**GOAL:**
Write down every entry below once more, exactly.

**GIVEN RECORDS:**
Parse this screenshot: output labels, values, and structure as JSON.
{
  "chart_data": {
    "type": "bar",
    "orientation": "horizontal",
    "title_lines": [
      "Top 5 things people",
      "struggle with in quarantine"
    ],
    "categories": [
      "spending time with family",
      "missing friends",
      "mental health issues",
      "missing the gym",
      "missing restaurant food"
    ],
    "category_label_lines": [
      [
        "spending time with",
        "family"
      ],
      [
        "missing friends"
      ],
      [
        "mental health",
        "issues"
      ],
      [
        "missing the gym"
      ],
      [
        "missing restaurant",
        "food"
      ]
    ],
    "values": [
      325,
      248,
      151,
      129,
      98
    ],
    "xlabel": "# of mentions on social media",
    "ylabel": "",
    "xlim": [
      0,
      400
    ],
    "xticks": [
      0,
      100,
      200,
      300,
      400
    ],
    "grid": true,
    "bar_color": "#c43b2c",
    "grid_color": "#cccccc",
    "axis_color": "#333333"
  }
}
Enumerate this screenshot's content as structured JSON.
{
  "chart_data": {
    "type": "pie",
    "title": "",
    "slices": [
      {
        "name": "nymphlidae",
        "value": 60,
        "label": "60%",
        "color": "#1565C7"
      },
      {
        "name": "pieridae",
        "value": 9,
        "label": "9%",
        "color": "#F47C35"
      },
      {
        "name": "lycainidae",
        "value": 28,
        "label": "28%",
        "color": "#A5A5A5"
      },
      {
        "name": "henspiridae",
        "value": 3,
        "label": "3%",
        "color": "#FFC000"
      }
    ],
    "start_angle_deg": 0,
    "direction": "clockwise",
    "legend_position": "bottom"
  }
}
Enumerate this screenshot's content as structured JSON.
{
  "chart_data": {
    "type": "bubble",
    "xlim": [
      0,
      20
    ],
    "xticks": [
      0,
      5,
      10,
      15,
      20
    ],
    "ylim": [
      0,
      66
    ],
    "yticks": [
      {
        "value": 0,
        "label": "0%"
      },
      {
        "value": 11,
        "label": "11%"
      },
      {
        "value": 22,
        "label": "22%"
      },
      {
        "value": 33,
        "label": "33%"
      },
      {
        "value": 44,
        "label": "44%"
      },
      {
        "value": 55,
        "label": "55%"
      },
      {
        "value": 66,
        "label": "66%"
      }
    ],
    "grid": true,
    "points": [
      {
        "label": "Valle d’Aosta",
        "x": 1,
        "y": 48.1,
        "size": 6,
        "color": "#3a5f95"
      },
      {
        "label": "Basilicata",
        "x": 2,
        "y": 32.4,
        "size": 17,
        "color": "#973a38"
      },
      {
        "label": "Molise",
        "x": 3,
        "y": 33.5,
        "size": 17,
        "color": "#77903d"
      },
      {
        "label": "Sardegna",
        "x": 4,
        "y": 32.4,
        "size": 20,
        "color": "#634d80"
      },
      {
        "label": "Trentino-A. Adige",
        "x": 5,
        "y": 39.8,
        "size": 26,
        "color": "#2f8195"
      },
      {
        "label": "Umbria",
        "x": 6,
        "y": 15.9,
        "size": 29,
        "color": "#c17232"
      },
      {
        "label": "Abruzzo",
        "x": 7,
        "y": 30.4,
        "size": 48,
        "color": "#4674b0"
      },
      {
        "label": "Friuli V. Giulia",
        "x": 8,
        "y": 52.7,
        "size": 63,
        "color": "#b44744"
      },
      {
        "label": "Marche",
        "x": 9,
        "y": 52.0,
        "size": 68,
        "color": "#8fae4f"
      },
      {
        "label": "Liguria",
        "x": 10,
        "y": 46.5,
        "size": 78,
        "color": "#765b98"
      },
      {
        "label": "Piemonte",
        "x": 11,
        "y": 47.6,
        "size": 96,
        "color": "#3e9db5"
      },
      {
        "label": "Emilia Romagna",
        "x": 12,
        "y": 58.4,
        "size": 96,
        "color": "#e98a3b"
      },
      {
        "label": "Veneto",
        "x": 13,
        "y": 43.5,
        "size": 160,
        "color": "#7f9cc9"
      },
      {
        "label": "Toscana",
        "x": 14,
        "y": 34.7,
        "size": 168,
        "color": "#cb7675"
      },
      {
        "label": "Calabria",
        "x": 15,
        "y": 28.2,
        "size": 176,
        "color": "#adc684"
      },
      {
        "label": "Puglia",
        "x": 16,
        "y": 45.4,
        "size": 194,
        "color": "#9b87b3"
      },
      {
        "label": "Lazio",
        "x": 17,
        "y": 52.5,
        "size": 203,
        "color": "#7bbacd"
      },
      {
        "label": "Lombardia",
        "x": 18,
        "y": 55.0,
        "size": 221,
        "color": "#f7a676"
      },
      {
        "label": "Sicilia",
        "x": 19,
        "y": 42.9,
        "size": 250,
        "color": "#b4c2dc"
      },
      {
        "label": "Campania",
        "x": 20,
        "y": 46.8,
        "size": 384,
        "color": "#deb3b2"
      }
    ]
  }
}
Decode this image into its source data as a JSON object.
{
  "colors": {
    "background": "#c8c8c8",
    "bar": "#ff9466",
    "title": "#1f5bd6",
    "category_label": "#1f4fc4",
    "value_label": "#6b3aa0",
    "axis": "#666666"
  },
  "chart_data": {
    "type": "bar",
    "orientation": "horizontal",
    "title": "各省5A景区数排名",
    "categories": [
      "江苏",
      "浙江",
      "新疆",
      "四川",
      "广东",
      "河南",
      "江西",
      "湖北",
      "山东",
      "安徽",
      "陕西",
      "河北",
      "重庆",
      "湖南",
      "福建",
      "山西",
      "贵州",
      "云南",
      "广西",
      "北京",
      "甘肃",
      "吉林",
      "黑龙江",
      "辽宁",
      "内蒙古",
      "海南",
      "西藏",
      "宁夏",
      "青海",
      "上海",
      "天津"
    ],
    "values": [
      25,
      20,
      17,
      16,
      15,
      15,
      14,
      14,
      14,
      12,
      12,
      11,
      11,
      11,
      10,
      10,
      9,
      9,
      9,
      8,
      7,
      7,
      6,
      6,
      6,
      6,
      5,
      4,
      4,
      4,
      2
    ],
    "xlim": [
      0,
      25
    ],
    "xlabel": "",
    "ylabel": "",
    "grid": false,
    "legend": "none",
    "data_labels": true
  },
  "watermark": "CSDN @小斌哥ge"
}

**EXERCISE ANSWER:**
Parse this screenshot: output labels, values, and structure as JSON.
{
  "chart_data": {
    "type": "bar",
    "orientation": "horizontal",
    "title_lines": [
      "Top 5 things people",
      "struggle with in quarantine"
    ],
    "categories": [
      "spending time with family",
      "missing friends",
      "mental health issues",
      "missing the gym",
      "missing restaurant food"
    ],
    "category_label_lines": [
      [
        "spending time with",
        "family"
      ],
      [
        "missing friends"
      ],
      [
        "mental health",
        "issues"
      ],
      [
        "missing the gym"
      ],
      [
        "missing restaurant",
        "food"
      ]
    ],
    "values": [
      325,
      248,
      151,
      129,
      98
    ],
    "xlabel": "# of mentions on social media",
    "ylabel": "",
    "xlim": [
      0,
      400
    ],
    "xticks": [
      0,
      100,
      200,
      300,
      400
    ],
    "grid": true,
    "bar_color": "#c43b2c",
    "grid_color": "#cccccc",
    "axis_color": "#333333"
  }
}
Enumerate this screenshot's content as structured JSON.
{
  "chart_data": {
    "type": "pie",
    "title": "",
    "slices": [
      {
        "name": "nymphlidae",
        "value": 60,
        "label": "60%",
        "color": "#1565C7"
      },
      {
        "name": "pieridae",
        "value": 9,
        "label": "9%",
        "color": "#F47C35"
      },
      {
        "name": "lycainidae",
        "value": 28,
        "label": "28%",
        "color": "#A5A5A5"
      },
      {
        "name": "henspiridae",
        "value": 3,
        "label": "3%",
        "color": "#FFC000"
      }
    ],
    "start_angle_deg": 0,
    "direction": "clockwise",
    "legend_position": "bottom"
  }
}
Enumerate this screenshot's content as structured JSON.
{
  "chart_data": {
    "type": "bubble",
    "xlim": [
      0,
      20
    ],
    "xticks": [
      0,
      5,
      10,
      15,
      20
    ],
    "ylim": [
      0,
      66
    ],
    "yticks": [
      {
        "value": 0,
        "label": "0%"
      },
      {
        "value": 11,
        "label": "11%"
      },
      {
        "value": 22,
        "label": "22%"
      },
      {
        "value": 33,
        "label": "33%"
      },
      {
        "value": 44,
        "label": "44%"
      },
      {
        "value": 55,
        "label": "55%"
      },
      {
        "value": 66,
        "label": "66%"
      }
    ],
    "grid": true,
    "points": [
      {
        "label": "Valle d’Aosta",
        "x": 1,
        "y": 48.1,
        "size": 6,
        "color": "#3a5f95"
      },
      {
        "label": "Basilicata",
        "x": 2,
        "y": 32.4,
        "size": 17,
        "color": "#973a38"
      },
      {
        "label": "Molise",
        "x": 3,
        "y": 33.5,
        "size": 17,
        "color": "#77903d"
      },
      {
        "label": "Sardegna",
        "x": 4,
        "y": 32.4,
        "size": 20,
        "color": "#634d80"
      },
      {
        "label": "Trentino-A. Adige",
        "x": 5,
        "y": 39.8,
        "size": 26,
        "color": "#2f8195"
      },
      {
        "label": "Umbria",
        "x": 6,
        "y": 15.9,
        "size": 29,
        "color": "#c17232"
      },
      {
        "label": "Abruzzo",
        "x": 7,
        "y": 30.4,
        "size": 48,
        "color": "#4674b0"
      },
      {
        "label": "Friuli V. Giulia",
        "x": 8,
        "y": 52.7,
        "size": 63,
        "color": "#b44744"
      },
      {
        "label": "Marche",
        "x": 9,
        "y": 52.0,
        "size": 68,
        "color": "#8fae4f"
      },
      {
        "label": "Liguria",
        "x": 10,
        "y": 46.5,
        "size": 78,
        "color": "#765b98"
      },
      {
        "label": "Piemonte",
        "x": 11,
        "y": 47.6,
        "size": 96,
        "color": "#3e9db5"
      },
      {
        "label": "Emilia Romagna",
        "x": 12,
        "y": 58.4,
        "size": 96,
        "color": "#e98a3b"
      },
      {
        "label": "Veneto",
        "x": 13,
        "y": 43.5,
        "size": 160,
        "color": "#7f9cc9"
      },
      {
        "label": "Toscana",
        "x": 14,
        "y": 34.7,
        "size": 168,
        "color": "#cb7675"
      },
      {
        "label": "Calabria",
        "x": 15,
        "y": 28.2,
        "size": 176,
        "color": "#adc684"
      },
      {
        "label": "Puglia",
        "x": 16,
        "y": 45.4,
        "size": 194,
        "color": "#9b87b3"
      },
      {
        "label": "Lazio",
        "x": 17,
        "y": 52.5,
        "size": 203,
        "color": "#7bbacd"
      },
      {
        "label": "Lombardia",
        "x": 18,
        "y": 55.0,
        "size": 221,
        "color": "#f7a676"
      },
      {
        "label": "Sicilia",
        "x": 19,
        "y": 42.9,
        "size": 250,
        "color": "#b4c2dc"
      },
      {
        "label": "Campania",
        "x": 20,
        "y": 46.8,
        "size": 384,
        "color": "#deb3b2"
      }
    ]
  }
}
Decode this image into its source data as a JSON object.
{
  "colors": {
    "background": "#c8c8c8",
    "bar": "#ff9466",
    "title": "#1f5bd6",
    "category_label": "#1f4fc4",
    "value_label": "#6b3aa0",
    "axis": "#666666"
  },
  "chart_data": {
    "type": "bar",
    "orientation": "horizontal",
    "title": "各省5A景区数排名",
    "categories": [
      "江苏",
      "浙江",
      "新疆",
      "四川",
      "广东",
      "河南",
      "江西",
      "湖北",
      "山东",
      "安徽",
      "陕西",
      "河北",
      "重庆",
      "湖南",
      "福建",
      "山西",
      "贵州",
      "云南",
      "广西",
      "北京",
      "甘肃",
      "吉林",
      "黑龙江",
      "辽宁",
      "内蒙古",
      "海南",
      "西藏",
      "宁夏",
      "青海",
      "上海",
      "天津"
    ],
    "values": [
      25,
      20,
      17,
      16,
      15,
      15,
      14,
      14,
      14,
      12,
      12,
      11,
      11,
      11,
      10,
      10,
      9,
      9,
      9,
      8,
      7,
      7,
      6,
      6,
      6,
      6,
      5,
      4,
      4,
      4,
      2
    ],
    "xlim": [
      0,
      25
    ],
    "xlabel": "",
    "ylabel": "",
    "grid": false,
    "legend": "none",
    "data_labels": true
  },
  "watermark": "CSDN @小斌哥ge"
}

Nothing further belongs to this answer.